• _Required work_
Show every line containing "Bonds" by copying it.

• _Dataset entries_
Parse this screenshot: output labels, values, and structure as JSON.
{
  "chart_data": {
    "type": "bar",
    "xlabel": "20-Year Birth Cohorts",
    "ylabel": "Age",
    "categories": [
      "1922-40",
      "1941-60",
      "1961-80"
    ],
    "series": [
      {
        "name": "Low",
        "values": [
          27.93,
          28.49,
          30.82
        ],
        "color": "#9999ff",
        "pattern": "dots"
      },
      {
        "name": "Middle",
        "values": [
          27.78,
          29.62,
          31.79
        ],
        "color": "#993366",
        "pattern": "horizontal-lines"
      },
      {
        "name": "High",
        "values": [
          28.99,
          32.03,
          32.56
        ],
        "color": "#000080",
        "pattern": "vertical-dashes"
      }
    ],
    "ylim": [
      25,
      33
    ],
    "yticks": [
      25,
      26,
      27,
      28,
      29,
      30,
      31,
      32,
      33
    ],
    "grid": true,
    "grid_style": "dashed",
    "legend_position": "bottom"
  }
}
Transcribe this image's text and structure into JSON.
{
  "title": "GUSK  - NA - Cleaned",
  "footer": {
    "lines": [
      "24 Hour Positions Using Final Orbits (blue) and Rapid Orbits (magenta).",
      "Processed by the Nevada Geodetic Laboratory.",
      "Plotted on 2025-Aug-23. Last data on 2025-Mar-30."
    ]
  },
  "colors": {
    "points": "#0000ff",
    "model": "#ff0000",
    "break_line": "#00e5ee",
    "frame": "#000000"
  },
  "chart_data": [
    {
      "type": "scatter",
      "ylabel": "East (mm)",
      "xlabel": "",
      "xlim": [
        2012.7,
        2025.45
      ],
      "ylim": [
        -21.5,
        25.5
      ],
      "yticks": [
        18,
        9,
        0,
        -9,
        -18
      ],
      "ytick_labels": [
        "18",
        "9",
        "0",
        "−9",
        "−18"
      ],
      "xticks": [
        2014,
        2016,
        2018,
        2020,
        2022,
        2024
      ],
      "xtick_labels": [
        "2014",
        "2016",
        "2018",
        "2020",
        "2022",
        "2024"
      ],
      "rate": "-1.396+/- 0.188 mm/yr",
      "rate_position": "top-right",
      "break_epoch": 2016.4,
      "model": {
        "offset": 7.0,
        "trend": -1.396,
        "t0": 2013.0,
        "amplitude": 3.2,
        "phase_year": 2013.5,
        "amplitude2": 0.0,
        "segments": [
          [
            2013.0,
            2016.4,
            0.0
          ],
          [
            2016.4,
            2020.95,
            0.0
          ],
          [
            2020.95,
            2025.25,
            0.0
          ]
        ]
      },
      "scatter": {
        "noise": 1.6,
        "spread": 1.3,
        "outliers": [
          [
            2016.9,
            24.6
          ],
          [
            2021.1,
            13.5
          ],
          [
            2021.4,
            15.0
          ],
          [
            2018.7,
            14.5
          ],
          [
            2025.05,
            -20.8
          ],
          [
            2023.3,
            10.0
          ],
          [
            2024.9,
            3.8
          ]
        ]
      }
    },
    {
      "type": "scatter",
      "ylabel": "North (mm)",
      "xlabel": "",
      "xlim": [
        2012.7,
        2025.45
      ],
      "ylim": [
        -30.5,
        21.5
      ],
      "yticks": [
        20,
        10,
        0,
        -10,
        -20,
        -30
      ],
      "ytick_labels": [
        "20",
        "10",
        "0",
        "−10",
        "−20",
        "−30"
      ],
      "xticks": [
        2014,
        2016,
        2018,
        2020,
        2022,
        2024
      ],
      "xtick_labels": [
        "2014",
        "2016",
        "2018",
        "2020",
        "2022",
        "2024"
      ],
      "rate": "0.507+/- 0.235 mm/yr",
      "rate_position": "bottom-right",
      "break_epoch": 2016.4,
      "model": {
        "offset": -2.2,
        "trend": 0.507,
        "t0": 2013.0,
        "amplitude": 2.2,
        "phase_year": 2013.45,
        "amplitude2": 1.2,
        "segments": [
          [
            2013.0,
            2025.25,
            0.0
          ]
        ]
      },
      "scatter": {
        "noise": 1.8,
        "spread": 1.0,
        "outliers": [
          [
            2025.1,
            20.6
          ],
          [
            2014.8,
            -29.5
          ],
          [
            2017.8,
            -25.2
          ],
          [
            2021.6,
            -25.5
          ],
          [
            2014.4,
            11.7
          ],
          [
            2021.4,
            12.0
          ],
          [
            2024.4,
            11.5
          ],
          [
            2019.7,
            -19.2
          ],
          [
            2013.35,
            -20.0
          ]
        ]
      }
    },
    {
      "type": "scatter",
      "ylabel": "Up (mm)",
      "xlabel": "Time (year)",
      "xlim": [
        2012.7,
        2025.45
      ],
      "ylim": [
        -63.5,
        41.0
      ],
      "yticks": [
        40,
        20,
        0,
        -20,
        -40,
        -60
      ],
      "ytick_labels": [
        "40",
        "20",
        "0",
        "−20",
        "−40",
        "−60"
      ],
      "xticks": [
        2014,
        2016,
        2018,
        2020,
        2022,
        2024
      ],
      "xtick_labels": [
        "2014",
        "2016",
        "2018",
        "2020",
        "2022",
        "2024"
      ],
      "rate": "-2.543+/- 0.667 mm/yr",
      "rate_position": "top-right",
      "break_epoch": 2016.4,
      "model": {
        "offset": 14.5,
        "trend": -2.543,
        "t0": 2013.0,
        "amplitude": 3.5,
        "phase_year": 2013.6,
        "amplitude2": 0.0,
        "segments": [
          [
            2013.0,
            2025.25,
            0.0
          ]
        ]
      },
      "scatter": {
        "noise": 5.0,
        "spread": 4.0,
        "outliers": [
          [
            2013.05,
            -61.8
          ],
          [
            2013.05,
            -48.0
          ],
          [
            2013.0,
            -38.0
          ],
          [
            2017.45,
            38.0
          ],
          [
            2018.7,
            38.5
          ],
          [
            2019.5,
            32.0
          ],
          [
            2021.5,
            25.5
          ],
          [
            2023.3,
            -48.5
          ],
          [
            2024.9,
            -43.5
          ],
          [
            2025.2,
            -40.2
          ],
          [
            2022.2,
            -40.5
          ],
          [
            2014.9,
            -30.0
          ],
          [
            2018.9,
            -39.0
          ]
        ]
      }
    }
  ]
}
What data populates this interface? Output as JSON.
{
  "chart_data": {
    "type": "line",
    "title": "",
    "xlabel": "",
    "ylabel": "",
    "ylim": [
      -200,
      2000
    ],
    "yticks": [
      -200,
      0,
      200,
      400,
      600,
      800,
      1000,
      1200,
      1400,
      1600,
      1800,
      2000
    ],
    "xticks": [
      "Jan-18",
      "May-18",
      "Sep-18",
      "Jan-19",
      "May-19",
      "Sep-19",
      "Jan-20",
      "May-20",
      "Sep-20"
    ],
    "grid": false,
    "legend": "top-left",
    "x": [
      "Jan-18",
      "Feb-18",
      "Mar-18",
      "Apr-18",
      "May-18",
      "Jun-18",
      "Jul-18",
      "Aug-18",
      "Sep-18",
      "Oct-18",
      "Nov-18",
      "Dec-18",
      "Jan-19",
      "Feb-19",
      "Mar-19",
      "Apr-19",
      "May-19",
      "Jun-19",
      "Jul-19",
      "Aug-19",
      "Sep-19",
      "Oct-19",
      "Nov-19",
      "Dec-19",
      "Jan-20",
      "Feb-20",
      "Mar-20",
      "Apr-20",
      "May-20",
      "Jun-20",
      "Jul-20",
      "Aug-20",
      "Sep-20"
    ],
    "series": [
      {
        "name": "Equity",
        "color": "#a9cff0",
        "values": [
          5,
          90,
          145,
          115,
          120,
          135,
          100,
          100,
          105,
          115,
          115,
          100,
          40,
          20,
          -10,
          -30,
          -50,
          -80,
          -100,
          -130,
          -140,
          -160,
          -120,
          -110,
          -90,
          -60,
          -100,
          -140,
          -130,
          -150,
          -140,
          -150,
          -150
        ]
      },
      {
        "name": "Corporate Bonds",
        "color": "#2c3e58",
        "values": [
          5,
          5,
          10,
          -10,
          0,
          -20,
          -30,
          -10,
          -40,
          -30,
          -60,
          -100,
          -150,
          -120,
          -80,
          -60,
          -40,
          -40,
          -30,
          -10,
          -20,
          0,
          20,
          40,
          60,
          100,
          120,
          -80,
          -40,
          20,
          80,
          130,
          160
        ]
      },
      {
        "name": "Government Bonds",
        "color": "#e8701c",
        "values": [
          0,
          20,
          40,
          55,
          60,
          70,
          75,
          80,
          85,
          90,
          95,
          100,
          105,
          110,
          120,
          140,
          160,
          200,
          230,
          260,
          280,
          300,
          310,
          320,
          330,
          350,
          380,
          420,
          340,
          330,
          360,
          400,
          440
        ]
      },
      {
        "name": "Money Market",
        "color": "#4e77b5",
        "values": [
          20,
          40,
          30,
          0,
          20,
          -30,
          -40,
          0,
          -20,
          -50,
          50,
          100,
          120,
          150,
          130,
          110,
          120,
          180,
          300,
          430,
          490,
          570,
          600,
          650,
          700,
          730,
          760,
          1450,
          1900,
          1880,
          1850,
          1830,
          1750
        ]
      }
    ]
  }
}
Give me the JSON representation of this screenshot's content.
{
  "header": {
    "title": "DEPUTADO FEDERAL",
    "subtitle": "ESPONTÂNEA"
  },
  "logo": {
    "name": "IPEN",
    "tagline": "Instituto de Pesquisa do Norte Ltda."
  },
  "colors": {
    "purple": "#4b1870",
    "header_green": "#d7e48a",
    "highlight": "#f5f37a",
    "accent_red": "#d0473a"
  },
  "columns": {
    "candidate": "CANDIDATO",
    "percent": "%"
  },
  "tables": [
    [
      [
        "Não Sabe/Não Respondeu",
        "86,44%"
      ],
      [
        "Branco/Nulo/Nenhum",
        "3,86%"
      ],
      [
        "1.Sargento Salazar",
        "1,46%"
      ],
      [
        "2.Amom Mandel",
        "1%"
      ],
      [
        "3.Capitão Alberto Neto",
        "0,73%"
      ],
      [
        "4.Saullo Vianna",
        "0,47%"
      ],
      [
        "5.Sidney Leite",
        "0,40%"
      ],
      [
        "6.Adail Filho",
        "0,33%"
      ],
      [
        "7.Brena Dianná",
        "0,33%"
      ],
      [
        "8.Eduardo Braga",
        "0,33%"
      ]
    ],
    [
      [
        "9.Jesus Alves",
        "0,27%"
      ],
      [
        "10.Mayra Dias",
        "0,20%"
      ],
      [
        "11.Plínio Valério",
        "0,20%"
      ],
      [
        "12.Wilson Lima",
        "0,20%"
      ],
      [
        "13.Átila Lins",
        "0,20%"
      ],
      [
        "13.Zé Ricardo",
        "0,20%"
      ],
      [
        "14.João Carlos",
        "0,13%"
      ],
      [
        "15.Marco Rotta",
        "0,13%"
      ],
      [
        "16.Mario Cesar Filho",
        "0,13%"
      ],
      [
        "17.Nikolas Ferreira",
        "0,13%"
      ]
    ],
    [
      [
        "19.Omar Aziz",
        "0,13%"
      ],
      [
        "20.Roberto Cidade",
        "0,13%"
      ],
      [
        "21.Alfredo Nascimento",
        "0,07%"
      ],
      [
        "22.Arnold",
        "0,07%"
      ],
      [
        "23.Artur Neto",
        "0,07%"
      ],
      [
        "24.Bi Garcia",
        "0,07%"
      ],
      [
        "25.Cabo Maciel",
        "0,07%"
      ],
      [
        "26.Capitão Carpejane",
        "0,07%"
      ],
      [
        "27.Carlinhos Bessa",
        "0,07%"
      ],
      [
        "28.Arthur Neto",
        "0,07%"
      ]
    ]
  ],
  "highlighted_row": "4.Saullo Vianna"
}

• _Reply_
        "name": "Corporate Bonds",
        "name": "Government Bonds",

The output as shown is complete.